Excerpt from a dataset |
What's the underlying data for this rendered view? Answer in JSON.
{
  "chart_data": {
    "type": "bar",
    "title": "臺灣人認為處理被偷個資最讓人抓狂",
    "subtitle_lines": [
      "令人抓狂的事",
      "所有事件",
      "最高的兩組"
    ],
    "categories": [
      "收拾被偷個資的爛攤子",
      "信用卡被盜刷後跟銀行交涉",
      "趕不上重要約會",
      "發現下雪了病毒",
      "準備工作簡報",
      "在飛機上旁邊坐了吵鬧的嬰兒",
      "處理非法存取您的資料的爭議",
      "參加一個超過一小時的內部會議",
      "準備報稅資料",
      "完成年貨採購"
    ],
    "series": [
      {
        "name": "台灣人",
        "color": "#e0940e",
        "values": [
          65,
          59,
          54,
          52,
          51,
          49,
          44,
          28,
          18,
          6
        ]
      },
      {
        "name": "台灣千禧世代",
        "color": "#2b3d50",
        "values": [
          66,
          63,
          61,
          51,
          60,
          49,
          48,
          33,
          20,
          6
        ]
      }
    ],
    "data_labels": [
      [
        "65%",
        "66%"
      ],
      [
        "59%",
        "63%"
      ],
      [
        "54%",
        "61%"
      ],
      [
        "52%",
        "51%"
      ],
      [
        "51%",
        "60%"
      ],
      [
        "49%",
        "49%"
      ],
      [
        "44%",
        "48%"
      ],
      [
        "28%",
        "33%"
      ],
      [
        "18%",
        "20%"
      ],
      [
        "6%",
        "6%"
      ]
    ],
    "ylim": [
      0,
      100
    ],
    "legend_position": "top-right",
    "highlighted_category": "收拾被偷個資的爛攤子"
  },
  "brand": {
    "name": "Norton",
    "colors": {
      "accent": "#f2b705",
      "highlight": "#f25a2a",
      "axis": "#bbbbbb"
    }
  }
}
* * *
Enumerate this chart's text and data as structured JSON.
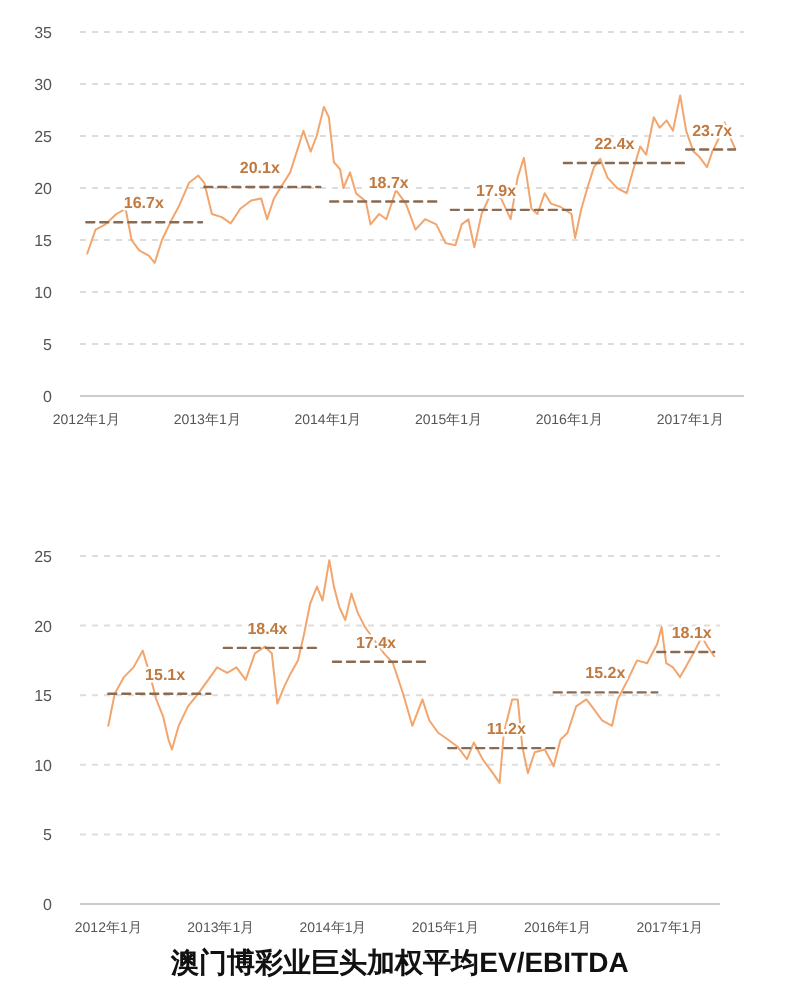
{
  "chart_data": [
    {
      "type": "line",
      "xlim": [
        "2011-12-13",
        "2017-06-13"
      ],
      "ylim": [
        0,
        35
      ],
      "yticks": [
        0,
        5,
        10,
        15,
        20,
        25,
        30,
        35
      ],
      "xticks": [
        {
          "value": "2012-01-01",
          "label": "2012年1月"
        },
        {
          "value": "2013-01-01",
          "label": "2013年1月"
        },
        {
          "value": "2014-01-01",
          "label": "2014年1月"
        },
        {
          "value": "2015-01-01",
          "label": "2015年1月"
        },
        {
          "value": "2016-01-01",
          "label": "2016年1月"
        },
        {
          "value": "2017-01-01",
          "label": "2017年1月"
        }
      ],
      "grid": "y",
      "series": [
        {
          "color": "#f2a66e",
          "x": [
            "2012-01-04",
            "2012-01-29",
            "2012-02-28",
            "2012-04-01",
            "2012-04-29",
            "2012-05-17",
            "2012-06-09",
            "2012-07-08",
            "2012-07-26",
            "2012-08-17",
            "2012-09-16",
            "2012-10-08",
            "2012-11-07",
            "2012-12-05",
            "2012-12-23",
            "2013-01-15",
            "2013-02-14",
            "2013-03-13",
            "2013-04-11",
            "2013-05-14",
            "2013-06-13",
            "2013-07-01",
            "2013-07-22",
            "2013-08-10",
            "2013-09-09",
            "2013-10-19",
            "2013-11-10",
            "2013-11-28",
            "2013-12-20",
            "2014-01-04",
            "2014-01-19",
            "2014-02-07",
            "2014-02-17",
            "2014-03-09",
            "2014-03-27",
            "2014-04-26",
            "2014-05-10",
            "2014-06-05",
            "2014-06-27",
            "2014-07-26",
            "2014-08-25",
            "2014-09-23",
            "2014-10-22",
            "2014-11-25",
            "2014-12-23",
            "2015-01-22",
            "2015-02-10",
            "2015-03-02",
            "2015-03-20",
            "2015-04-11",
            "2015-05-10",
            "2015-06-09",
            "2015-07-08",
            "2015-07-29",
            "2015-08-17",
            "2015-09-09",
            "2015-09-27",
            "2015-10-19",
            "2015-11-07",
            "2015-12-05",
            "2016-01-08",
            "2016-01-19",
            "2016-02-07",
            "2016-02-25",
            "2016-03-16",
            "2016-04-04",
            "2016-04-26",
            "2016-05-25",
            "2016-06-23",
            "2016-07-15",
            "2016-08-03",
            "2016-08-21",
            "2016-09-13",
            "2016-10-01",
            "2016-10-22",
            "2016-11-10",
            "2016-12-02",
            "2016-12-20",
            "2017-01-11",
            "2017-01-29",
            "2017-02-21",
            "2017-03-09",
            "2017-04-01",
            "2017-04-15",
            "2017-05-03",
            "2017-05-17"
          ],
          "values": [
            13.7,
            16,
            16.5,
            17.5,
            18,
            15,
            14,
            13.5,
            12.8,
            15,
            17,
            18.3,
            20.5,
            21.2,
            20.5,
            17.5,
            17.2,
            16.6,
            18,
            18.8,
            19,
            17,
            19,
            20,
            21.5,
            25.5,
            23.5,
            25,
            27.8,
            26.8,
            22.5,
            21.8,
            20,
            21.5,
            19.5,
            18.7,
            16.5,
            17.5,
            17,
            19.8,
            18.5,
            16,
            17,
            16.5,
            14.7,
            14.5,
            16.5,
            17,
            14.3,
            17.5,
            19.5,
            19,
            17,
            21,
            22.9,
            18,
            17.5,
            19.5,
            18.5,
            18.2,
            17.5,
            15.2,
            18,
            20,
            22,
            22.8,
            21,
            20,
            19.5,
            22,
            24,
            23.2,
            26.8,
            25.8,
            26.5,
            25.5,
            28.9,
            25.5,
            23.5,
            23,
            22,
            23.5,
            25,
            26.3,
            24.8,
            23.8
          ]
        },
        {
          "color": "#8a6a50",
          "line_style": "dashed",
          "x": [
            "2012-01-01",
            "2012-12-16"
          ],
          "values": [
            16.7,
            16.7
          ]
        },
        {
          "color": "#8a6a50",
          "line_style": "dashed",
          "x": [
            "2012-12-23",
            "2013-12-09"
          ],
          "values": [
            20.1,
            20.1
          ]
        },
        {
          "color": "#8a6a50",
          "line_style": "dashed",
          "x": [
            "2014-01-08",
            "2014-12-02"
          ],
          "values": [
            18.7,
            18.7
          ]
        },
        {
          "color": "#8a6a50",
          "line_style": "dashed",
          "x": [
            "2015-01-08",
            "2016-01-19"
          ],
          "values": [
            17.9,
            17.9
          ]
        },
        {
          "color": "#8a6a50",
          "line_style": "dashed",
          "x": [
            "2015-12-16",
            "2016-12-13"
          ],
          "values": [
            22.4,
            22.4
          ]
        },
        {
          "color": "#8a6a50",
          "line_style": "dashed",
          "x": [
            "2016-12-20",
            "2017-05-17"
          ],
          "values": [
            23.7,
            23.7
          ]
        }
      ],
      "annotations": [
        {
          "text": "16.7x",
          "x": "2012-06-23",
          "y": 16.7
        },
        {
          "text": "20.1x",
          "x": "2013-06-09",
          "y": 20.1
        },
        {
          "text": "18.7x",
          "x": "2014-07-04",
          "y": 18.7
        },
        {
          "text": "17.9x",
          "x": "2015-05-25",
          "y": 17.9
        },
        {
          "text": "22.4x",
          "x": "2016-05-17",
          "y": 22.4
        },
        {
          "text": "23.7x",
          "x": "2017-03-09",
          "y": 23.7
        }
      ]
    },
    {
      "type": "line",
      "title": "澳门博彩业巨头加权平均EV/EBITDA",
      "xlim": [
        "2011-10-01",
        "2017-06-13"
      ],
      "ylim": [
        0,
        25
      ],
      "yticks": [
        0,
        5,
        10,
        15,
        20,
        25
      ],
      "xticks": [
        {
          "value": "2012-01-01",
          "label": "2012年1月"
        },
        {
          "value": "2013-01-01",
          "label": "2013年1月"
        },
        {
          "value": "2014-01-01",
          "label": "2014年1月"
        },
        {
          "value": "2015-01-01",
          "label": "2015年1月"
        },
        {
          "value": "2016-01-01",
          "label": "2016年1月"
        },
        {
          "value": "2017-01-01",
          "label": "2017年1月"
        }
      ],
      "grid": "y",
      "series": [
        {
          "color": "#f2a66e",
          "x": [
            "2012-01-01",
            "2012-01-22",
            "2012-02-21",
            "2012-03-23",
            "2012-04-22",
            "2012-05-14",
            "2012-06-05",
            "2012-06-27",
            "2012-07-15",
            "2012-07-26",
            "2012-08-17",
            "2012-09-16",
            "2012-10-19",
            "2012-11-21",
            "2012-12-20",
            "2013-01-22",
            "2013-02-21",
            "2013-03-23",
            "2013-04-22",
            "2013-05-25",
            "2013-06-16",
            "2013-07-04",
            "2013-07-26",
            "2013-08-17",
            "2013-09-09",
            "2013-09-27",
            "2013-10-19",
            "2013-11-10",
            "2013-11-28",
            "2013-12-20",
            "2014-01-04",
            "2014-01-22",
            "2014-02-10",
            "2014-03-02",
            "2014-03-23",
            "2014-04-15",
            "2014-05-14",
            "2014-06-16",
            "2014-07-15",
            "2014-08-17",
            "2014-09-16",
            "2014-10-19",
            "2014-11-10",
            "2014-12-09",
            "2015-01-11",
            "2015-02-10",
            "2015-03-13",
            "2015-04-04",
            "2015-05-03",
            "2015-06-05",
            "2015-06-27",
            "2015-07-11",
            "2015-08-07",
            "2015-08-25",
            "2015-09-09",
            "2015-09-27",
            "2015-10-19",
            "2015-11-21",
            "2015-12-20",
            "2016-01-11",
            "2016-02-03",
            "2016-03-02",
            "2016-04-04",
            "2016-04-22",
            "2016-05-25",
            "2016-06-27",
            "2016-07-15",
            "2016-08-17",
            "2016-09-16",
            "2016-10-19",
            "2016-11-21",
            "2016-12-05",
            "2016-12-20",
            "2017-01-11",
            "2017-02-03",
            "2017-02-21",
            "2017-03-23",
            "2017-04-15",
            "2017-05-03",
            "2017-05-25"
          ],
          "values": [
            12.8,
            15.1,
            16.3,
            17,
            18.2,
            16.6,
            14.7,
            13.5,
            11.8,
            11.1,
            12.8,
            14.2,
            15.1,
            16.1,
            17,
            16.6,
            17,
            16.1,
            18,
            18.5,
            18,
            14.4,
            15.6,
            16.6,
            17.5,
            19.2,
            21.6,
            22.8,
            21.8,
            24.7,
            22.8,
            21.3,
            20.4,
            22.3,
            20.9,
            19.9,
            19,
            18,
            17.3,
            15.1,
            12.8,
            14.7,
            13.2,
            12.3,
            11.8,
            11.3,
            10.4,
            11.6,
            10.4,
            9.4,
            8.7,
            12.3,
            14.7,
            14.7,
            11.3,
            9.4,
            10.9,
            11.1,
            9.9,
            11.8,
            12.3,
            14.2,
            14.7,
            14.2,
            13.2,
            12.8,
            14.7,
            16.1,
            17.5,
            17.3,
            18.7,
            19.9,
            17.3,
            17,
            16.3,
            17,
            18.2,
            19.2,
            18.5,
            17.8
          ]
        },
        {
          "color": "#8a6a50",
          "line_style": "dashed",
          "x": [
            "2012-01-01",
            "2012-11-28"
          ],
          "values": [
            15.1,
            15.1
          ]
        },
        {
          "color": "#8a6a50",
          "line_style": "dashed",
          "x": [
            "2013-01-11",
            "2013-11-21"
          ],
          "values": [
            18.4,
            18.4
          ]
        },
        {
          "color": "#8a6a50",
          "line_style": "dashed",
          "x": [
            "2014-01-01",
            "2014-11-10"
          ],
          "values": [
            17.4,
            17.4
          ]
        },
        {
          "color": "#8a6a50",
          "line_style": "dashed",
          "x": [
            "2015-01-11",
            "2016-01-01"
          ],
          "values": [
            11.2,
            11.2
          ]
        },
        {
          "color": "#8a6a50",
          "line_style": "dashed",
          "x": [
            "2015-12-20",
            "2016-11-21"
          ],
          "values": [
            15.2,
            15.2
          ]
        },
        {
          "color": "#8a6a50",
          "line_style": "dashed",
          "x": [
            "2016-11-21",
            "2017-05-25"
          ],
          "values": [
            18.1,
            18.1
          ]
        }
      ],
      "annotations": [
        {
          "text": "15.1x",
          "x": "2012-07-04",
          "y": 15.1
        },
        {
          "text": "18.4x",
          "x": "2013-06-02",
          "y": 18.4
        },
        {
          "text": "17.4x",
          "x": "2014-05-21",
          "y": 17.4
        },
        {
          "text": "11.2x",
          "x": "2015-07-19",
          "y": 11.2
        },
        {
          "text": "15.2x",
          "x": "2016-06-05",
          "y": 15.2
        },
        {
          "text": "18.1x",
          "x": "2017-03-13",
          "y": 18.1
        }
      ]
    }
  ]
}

WHAT IS ASKED | Which lines contain "JSON"? Show each of them.

FINISHED TASK |
What's the underlying data for this rendered view? Answer in JSON.
Enumerate this chart's text and data as structured JSON.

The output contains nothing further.